** WORK TO BE COMPLETED **
Search the material below for the string "label" and list each line that holds it.

** RECORDS PROVIDED **
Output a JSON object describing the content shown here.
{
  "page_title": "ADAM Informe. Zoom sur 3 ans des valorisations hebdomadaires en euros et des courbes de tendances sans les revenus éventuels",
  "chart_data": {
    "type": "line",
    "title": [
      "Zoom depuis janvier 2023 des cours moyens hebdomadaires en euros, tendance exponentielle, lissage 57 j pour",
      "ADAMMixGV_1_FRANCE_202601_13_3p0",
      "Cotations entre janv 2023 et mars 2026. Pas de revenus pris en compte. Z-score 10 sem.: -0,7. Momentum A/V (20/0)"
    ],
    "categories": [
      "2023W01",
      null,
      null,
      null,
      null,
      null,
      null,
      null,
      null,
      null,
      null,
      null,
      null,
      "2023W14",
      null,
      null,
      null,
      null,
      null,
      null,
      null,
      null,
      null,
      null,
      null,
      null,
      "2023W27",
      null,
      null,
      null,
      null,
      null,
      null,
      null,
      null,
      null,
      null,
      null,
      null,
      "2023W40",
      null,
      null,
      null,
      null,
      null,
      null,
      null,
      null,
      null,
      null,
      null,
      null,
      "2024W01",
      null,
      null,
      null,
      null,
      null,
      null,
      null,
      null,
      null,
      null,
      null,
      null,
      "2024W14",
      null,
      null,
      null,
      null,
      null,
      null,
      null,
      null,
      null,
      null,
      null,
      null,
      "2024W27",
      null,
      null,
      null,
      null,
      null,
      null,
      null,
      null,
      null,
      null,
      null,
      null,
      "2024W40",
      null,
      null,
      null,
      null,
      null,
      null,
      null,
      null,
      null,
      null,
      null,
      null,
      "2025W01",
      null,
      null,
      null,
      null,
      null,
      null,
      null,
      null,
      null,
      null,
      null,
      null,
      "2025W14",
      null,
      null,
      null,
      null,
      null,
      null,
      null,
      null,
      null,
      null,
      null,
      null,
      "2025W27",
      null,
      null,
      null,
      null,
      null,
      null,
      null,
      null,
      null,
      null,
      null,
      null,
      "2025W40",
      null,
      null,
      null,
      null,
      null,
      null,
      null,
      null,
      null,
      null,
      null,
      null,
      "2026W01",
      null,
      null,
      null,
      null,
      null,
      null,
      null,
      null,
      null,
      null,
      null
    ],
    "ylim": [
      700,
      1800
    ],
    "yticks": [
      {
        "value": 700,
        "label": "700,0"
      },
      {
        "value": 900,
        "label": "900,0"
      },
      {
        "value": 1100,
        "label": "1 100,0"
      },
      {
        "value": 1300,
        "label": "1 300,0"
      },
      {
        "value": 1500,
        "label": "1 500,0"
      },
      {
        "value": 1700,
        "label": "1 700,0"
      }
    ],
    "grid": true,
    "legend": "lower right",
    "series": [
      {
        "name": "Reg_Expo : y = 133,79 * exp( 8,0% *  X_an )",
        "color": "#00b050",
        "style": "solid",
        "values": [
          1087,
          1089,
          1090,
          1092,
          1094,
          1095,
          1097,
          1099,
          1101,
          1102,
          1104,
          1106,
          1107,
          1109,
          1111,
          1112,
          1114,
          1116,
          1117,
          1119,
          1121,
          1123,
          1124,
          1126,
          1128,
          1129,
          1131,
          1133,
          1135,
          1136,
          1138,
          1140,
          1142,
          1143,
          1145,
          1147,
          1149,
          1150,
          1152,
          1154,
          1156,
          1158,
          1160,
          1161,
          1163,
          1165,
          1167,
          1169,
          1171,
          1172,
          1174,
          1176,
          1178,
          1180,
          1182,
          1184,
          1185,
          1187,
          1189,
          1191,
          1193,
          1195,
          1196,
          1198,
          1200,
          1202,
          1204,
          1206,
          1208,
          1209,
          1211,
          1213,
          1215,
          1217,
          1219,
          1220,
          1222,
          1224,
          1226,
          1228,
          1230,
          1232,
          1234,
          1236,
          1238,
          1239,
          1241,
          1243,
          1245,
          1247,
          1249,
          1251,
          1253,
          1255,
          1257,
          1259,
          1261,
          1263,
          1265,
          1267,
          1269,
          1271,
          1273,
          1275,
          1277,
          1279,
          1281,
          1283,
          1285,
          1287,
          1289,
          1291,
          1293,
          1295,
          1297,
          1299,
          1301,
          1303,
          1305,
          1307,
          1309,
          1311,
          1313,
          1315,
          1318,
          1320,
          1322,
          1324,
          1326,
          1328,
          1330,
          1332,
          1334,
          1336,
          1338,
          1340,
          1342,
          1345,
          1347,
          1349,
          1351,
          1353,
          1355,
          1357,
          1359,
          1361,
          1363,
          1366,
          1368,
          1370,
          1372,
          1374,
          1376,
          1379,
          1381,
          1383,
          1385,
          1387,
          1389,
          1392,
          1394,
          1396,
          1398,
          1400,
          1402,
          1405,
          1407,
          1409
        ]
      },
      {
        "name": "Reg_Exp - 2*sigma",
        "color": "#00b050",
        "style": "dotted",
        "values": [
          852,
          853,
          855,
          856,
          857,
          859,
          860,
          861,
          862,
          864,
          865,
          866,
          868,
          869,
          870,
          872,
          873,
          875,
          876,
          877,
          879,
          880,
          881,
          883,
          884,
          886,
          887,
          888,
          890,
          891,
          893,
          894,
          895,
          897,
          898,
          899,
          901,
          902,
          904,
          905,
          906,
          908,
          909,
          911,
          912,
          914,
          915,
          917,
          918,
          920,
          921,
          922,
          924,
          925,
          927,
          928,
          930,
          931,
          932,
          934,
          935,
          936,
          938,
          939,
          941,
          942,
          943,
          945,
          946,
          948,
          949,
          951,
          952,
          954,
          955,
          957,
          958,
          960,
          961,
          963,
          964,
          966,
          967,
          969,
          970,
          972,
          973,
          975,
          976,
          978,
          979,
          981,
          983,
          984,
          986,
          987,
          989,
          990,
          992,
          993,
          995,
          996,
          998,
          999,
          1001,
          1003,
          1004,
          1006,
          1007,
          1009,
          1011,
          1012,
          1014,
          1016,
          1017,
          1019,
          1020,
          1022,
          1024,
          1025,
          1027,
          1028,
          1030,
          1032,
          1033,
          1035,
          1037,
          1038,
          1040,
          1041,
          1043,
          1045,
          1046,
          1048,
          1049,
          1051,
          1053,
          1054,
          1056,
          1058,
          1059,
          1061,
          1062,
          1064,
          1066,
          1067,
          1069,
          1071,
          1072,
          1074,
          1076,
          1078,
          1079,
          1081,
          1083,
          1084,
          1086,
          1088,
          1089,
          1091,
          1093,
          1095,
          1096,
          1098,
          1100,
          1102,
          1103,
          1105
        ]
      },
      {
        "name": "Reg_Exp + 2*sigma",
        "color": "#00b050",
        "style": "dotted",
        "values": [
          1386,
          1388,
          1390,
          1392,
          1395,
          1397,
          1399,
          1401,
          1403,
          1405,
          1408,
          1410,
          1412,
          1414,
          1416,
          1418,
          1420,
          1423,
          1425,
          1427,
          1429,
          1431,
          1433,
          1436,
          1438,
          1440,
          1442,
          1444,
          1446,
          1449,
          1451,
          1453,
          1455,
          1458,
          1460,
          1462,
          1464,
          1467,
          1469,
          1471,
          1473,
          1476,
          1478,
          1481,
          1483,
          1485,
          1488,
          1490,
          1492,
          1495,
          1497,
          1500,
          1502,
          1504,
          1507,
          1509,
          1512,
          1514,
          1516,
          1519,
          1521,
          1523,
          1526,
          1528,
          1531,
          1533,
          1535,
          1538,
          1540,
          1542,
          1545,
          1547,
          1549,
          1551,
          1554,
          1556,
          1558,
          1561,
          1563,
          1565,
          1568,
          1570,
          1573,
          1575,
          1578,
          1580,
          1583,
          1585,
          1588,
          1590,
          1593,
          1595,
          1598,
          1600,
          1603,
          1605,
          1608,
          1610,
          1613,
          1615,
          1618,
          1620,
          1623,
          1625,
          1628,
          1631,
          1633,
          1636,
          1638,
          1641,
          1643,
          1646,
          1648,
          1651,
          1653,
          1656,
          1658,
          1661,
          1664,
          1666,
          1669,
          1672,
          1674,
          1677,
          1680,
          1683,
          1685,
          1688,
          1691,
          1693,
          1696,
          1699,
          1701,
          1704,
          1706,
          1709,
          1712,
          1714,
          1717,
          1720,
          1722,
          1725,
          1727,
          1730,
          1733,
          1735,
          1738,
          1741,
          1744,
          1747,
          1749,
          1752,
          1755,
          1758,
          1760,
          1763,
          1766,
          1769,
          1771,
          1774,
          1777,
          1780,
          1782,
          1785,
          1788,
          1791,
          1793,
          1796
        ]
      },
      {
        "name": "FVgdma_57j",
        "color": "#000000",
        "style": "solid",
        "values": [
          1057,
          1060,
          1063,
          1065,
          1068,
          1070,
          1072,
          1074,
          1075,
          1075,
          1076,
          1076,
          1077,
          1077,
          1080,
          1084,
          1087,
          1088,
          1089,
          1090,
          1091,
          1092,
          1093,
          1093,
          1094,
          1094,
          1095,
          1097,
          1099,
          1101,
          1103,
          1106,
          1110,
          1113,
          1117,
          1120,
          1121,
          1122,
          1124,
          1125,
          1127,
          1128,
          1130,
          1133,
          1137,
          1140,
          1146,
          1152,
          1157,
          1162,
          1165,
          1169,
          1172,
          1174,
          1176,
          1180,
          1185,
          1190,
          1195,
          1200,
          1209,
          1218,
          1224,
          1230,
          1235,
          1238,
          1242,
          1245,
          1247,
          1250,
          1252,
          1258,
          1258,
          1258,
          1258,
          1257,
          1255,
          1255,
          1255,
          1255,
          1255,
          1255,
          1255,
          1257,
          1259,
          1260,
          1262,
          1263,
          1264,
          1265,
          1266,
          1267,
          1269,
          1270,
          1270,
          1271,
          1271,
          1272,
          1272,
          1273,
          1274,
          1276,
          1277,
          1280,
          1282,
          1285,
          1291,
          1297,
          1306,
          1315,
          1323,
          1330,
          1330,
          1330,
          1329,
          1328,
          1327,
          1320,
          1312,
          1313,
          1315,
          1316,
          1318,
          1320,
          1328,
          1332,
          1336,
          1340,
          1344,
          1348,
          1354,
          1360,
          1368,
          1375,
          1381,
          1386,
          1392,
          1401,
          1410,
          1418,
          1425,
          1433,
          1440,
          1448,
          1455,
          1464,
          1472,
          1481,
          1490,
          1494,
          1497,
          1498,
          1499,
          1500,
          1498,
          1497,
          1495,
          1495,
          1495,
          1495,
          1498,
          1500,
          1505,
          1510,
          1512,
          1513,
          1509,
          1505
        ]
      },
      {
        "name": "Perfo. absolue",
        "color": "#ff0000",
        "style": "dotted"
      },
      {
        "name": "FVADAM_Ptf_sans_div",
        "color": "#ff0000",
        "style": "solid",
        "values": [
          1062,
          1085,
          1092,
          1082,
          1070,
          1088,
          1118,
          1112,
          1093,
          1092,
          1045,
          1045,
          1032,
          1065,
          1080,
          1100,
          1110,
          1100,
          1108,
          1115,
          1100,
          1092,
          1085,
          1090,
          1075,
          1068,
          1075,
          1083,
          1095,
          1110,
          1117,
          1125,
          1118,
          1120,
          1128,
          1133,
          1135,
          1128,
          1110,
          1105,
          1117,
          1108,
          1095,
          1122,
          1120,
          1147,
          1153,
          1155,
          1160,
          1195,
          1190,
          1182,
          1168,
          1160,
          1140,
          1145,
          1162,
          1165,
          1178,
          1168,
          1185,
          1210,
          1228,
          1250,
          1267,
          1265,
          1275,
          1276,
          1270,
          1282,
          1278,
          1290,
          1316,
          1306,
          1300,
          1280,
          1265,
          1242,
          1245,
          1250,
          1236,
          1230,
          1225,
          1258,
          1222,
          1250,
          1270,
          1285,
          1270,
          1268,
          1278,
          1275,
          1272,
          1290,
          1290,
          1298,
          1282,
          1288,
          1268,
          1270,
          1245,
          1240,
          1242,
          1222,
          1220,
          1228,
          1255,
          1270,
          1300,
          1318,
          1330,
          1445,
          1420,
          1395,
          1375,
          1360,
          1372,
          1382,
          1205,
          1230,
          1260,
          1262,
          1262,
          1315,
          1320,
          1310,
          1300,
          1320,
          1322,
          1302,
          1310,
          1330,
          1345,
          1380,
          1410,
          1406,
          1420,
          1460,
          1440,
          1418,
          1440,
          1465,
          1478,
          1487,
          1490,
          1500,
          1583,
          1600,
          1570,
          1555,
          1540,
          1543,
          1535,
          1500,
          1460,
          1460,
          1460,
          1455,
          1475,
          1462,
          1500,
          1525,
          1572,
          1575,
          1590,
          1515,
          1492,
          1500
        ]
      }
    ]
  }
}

** EXERCISE RESPONSE **
        "label": "700,0"
        "label": "900,0"
        "label": "1 100,0"
        "label": "1 300,0"
        "label": "1 500,0"
        "label": "1 700,0"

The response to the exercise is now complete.